WHAT IS BEING ASKED:
Repeat each entry in full, exactly.

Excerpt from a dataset
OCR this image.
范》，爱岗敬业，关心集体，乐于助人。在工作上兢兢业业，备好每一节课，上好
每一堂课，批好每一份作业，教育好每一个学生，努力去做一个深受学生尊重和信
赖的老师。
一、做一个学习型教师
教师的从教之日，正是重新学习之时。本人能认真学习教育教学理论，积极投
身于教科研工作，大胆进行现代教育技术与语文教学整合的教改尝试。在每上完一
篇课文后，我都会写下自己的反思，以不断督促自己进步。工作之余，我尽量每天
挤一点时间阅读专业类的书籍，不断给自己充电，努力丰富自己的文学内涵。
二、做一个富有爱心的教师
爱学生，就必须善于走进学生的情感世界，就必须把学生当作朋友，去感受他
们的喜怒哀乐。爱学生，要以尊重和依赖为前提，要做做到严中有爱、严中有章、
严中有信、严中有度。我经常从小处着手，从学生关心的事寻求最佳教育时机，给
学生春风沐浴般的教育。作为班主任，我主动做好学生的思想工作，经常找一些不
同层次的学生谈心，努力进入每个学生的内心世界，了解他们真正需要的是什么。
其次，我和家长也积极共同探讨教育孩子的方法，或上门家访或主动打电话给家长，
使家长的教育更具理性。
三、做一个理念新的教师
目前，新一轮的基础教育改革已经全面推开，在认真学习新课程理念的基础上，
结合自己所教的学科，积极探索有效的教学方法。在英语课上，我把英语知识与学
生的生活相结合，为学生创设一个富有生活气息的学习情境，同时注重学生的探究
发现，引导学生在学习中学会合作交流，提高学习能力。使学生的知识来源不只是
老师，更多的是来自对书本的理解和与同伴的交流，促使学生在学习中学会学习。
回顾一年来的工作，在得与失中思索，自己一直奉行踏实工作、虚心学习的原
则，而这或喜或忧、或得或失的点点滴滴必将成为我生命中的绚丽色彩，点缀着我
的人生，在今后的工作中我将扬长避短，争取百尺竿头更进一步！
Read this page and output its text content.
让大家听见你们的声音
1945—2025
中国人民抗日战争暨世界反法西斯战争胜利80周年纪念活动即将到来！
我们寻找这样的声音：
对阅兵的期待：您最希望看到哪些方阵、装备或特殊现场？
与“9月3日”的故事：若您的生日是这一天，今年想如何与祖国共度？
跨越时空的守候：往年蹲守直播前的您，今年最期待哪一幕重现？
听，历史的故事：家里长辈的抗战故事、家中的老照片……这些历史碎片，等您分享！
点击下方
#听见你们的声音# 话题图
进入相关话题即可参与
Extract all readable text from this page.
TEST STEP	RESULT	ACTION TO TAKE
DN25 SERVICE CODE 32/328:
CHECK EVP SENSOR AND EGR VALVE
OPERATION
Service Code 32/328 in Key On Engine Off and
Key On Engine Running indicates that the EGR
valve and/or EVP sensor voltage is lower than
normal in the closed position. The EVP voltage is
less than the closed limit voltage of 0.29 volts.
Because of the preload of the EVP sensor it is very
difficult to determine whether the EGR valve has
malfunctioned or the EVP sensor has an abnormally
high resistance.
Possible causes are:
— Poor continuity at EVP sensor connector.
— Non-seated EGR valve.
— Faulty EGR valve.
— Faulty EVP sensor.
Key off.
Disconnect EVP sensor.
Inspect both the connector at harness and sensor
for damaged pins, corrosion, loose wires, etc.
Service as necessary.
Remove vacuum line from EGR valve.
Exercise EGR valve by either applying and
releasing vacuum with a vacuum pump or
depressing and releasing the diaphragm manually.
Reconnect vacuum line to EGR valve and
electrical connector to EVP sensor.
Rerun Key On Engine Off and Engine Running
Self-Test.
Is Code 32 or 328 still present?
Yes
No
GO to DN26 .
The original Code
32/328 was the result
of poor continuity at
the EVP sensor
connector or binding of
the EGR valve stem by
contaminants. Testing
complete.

COMPLETED EXERCISE:
OCR this image.
范》，爱岗敬业，关心集体，乐于助人。在工作上兢兢业业，备好每一节课，上好
每一堂课，批好每一份作业，教育好每一个学生，努力去做一个深受学生尊重和信
赖的老师。
一、做一个学习型教师
教师的从教之日，正是重新学习之时。本人能认真学习教育教学理论，积极投
身于教科研工作，大胆进行现代教育技术与语文教学整合的教改尝试。在每上完一
篇课文后，我都会写下自己的反思，以不断督促自己进步。工作之余，我尽量每天
挤一点时间阅读专业类的书籍，不断给自己充电，努力丰富自己的文学内涵。
二、做一个富有爱心的教师
爱学生，就必须善于走进学生的情感世界，就必须把学生当作朋友，去感受他
们的喜怒哀乐。爱学生，要以尊重和依赖为前提，要做做到严中有爱、严中有章、
严中有信、严中有度。我经常从小处着手，从学生关心的事寻求最佳教育时机，给
学生春风沐浴般的教育。作为班主任，我主动做好学生的思想工作，经常找一些不
同层次的学生谈心，努力进入每个学生的内心世界，了解他们真正需要的是什么。
其次，我和家长也积极共同探讨教育孩子的方法，或上门家访或主动打电话给家长，
使家长的教育更具理性。
三、做一个理念新的教师
目前，新一轮的基础教育改革已经全面推开，在认真学习新课程理念的基础上，
结合自己所教的学科，积极探索有效的教学方法。在英语课上，我把英语知识与学
生的生活相结合，为学生创设一个富有生活气息的学习情境，同时注重学生的探究
发现，引导学生在学习中学会合作交流，提高学习能力。使学生的知识来源不只是
老师，更多的是来自对书本的理解和与同伴的交流，促使学生在学习中学会学习。
回顾一年来的工作，在得与失中思索，自己一直奉行踏实工作、虚心学习的原
则，而这或喜或忧、或得或失的点点滴滴必将成为我生命中的绚丽色彩，点缀着我
的人生，在今后的工作中我将扬长避短，争取百尺竿头更进一步！
Read this page and output its text content.
让大家听见你们的声音
1945—2025
中国人民抗日战争暨世界反法西斯战争胜利80周年纪念活动即将到来！
我们寻找这样的声音：
对阅兵的期待：您最希望看到哪些方阵、装备或特殊现场？
与“9月3日”的故事：若您的生日是这一天，今年想如何与祖国共度？
跨越时空的守候：往年蹲守直播前的您，今年最期待哪一幕重现？
听，历史的故事：家里长辈的抗战故事、家中的老照片……这些历史碎片，等您分享！
点击下方
#听见你们的声音# 话题图
进入相关话题即可参与
Extract all readable text from this page.
TEST STEP	RESULT	ACTION TO TAKE
DN25 SERVICE CODE 32/328:
CHECK EVP SENSOR AND EGR VALVE
OPERATION
Service Code 32/328 in Key On Engine Off and
Key On Engine Running indicates that the EGR
valve and/or EVP sensor voltage is lower than
normal in the closed position. The EVP voltage is
less than the closed limit voltage of 0.29 volts.
Because of the preload of the EVP sensor it is very
difficult to determine whether the EGR valve has
malfunctioned or the EVP sensor has an abnormally
high resistance.
Possible causes are:
— Poor continuity at EVP sensor connector.
— Non-seated EGR valve.
— Faulty EGR valve.
— Faulty EVP sensor.
Key off.
Disconnect EVP sensor.
Inspect both the connector at harness and sensor
for damaged pins, corrosion, loose wires, etc.
Service as necessary.
Remove vacuum line from EGR valve.
Exercise EGR valve by either applying and
releasing vacuum with a vacuum pump or
depressing and releasing the diaphragm manually.
Reconnect vacuum line to EGR valve and
electrical connector to EVP sensor.
Rerun Key On Engine Off and Engine Running
Self-Test.
Is Code 32 or 328 still present?
Yes
No
GO to DN26 .
The original Code
32/328 was the result
of poor continuity at
the EVP sensor
connector or binding of
the EGR valve stem by
contaminants. Testing
complete.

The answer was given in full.